# Records provided start

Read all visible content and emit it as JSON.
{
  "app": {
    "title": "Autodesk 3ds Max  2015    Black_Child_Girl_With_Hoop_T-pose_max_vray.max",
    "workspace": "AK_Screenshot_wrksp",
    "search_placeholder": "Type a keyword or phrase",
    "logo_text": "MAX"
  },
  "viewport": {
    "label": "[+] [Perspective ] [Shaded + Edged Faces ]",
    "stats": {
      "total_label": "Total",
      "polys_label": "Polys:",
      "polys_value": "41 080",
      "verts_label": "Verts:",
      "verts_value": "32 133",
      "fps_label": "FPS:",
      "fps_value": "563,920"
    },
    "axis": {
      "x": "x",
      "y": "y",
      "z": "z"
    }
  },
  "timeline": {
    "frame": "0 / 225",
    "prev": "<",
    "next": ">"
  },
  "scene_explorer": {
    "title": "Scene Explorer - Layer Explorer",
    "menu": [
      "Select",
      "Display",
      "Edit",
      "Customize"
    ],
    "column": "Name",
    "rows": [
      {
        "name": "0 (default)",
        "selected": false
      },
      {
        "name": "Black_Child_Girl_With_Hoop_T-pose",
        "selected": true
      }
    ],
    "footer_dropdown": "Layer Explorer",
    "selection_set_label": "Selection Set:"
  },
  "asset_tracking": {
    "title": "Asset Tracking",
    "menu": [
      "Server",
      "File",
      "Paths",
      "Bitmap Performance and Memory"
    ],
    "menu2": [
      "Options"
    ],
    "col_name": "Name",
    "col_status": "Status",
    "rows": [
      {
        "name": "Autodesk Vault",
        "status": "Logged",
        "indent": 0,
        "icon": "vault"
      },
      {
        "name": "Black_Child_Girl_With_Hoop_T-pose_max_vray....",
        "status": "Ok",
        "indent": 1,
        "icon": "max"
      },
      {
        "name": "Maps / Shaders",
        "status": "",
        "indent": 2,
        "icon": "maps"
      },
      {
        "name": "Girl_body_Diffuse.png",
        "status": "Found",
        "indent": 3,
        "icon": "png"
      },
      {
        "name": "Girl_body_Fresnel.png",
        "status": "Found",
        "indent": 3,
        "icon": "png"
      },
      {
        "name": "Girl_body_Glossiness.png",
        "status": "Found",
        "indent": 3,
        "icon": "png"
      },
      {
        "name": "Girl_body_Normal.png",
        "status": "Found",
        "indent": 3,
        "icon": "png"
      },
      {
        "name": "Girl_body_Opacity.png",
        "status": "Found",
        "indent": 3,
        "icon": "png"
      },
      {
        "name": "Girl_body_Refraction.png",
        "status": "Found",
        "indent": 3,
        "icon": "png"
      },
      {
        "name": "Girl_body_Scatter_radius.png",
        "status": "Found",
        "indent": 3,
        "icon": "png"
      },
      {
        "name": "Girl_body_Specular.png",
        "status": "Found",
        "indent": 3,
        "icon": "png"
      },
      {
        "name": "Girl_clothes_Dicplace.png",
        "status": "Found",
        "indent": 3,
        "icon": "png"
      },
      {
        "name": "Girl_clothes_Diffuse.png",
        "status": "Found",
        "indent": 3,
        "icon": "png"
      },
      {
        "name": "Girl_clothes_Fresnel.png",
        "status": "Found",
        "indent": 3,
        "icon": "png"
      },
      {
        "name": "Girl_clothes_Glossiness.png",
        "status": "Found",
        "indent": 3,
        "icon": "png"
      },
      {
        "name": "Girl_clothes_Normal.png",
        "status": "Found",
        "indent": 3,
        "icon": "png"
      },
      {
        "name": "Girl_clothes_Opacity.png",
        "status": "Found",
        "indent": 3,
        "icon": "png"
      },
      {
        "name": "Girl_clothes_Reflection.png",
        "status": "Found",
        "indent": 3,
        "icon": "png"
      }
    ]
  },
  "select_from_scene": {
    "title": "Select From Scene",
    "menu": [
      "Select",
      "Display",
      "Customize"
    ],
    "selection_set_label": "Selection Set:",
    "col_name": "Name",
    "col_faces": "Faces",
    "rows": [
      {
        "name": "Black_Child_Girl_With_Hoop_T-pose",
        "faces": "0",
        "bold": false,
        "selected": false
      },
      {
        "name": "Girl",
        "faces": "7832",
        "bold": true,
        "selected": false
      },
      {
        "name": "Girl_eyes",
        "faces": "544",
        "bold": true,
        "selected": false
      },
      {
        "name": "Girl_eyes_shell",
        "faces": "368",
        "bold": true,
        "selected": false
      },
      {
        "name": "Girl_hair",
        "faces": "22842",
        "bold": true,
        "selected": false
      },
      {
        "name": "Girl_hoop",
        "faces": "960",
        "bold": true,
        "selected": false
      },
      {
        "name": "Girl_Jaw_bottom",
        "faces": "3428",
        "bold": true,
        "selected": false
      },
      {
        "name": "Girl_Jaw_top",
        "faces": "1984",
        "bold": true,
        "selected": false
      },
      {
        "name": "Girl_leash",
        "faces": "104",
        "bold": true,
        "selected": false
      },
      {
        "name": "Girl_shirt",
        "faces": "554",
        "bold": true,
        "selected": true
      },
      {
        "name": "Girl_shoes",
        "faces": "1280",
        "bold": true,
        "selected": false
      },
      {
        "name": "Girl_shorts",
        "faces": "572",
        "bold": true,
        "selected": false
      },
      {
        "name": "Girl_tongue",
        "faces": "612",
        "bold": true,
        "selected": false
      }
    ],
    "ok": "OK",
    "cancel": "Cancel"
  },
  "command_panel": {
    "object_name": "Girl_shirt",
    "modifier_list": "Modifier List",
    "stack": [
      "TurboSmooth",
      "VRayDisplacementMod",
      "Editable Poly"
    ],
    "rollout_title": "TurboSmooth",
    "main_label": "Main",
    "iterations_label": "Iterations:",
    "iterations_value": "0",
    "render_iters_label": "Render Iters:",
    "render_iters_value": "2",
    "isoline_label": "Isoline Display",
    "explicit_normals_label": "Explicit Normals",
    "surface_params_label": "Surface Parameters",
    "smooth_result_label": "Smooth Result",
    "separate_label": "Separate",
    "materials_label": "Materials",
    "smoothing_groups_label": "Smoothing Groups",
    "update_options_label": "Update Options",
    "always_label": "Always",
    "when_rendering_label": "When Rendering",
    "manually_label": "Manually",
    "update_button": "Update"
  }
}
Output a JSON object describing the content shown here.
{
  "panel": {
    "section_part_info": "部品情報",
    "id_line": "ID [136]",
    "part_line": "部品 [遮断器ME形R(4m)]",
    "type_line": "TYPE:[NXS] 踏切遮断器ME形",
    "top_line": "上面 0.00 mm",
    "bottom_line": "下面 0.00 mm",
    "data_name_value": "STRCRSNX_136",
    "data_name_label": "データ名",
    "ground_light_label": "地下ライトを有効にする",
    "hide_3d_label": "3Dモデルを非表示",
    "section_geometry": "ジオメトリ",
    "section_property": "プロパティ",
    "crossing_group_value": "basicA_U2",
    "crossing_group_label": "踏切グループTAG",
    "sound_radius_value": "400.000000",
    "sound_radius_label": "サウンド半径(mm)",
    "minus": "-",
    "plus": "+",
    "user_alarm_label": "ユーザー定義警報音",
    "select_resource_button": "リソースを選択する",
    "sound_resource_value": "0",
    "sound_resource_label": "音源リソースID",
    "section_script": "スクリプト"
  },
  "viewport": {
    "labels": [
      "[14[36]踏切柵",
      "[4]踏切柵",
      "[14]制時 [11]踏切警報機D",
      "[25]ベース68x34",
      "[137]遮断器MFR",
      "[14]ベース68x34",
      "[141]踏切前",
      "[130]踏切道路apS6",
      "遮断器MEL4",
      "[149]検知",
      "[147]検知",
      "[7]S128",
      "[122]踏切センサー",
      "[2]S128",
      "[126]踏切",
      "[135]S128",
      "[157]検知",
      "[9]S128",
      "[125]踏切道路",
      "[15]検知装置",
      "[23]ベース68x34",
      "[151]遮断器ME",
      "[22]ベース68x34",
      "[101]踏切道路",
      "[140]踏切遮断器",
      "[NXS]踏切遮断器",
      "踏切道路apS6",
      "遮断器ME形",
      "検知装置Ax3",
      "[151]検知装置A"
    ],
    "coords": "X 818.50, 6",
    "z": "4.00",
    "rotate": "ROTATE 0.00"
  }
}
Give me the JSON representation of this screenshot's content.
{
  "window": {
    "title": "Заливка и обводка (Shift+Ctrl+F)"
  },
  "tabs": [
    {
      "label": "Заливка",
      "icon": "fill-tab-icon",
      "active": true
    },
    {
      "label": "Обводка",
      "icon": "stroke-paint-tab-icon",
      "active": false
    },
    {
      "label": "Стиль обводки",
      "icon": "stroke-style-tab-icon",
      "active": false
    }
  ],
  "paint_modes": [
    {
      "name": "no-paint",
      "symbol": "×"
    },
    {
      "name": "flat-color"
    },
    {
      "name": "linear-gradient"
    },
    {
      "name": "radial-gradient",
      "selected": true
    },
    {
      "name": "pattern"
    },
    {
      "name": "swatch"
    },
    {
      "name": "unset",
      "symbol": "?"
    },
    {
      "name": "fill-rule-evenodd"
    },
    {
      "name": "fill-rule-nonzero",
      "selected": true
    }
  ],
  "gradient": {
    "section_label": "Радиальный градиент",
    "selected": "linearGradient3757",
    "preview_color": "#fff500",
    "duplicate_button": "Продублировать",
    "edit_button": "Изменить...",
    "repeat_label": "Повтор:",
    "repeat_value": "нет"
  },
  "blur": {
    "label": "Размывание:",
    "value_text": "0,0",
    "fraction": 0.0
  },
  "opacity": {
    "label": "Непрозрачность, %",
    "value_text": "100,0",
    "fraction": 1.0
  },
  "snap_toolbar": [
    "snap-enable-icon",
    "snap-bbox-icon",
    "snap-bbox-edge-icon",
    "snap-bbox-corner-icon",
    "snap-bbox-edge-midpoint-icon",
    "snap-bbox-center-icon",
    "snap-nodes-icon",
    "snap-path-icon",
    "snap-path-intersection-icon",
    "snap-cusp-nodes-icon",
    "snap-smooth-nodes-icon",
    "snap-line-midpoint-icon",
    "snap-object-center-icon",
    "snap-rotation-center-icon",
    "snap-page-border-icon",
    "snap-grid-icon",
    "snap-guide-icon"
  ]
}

# Records provided end

> _Set task_
Copy each line above where the string "Selection" occurs.

> _The reply_
    "selection_set_label": "Selection Set:"
    "selection_set_label": "Selection Set:",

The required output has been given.